### Objective
Look through the material below. Copy every line with the string "text" in it.

____ Task inputs

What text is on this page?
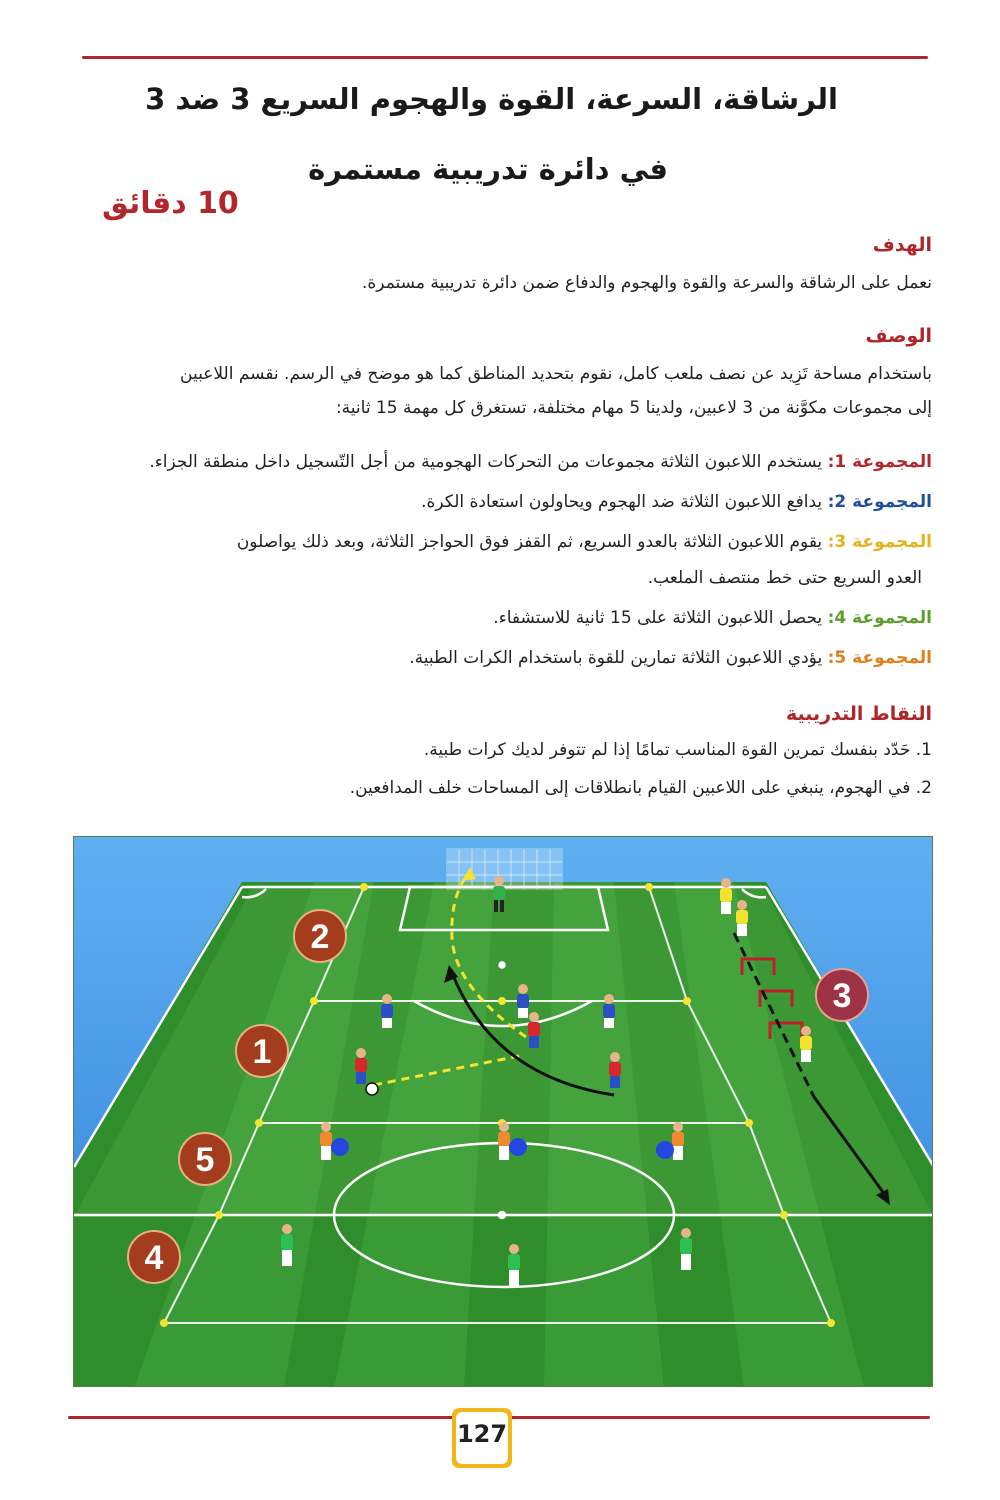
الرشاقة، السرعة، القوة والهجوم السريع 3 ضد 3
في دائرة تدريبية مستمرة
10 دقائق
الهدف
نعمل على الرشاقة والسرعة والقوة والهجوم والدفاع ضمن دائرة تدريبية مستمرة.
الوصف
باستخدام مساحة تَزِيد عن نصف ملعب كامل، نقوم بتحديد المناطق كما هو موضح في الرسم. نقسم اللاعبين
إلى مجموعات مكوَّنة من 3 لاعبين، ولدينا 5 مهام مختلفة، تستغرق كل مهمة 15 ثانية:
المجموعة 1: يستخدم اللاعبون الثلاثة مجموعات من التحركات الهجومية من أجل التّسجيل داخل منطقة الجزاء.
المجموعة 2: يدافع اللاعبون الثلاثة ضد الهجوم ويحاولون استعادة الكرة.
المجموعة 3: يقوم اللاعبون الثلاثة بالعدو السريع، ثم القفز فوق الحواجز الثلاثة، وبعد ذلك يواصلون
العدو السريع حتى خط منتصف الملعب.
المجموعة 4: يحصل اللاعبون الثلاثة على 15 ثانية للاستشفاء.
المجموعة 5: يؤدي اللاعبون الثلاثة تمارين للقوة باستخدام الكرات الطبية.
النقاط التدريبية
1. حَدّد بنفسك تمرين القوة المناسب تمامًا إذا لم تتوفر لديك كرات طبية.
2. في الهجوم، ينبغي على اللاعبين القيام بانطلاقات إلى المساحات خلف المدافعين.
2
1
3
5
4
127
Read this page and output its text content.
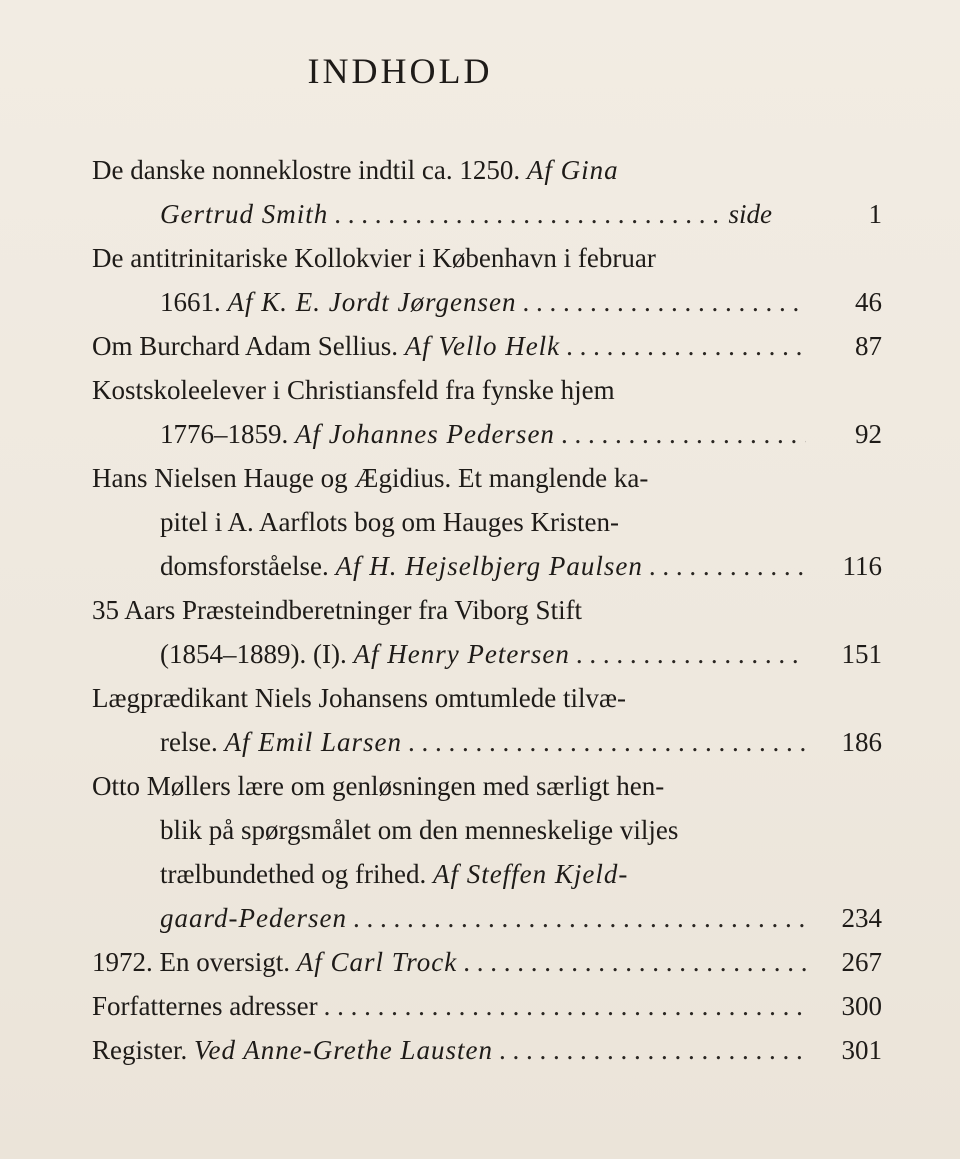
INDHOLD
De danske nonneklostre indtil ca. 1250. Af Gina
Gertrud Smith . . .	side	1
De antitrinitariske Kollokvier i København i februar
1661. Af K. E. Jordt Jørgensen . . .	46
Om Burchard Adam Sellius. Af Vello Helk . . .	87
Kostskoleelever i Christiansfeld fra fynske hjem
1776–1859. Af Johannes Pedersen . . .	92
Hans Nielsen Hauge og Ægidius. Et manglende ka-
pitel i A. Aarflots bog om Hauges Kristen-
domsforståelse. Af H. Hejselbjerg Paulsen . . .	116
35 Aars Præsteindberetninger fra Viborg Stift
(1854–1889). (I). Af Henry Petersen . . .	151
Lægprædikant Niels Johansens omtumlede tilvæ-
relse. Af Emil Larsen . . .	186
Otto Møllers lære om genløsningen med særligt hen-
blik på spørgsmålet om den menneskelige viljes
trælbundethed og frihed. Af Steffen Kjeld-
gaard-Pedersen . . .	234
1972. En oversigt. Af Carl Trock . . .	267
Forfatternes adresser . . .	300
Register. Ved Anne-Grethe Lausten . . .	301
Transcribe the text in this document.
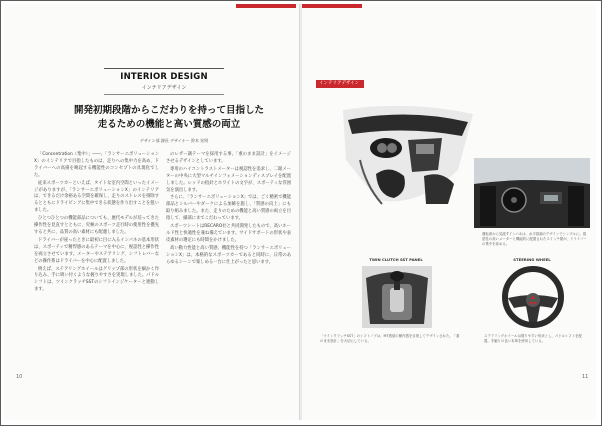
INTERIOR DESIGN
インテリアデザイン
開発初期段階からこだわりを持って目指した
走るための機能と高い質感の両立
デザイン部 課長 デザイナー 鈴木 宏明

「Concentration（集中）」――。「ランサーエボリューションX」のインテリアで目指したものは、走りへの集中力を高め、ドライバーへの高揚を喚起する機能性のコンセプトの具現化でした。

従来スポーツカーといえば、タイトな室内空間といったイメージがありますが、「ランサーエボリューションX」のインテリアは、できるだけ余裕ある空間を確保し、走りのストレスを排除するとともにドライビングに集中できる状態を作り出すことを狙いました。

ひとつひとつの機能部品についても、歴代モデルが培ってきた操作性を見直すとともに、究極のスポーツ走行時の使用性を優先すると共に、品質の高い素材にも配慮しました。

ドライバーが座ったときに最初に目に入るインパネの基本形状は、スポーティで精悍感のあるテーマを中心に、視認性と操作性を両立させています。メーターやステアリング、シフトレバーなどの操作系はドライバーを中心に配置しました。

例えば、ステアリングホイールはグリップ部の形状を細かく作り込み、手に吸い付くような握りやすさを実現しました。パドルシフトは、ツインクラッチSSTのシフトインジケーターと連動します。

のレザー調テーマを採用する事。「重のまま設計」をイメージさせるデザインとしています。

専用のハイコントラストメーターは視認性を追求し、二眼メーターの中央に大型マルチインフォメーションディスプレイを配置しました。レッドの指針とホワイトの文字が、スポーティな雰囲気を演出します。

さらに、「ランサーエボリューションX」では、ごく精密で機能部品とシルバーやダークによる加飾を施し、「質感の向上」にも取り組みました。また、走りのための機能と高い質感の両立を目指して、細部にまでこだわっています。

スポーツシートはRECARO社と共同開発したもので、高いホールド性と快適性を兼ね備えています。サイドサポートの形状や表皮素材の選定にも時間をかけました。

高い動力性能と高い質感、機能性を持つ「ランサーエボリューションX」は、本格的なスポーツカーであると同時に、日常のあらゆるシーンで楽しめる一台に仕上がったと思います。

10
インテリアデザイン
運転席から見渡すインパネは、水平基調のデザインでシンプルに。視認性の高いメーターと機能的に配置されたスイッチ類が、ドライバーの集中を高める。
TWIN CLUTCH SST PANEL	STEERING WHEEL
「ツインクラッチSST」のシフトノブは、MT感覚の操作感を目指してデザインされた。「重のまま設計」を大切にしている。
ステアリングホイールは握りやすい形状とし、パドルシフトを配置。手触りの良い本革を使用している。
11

________

### Exercise solution
What text is on this page?
Read this page and output its text content.
Transcribe the text in this document.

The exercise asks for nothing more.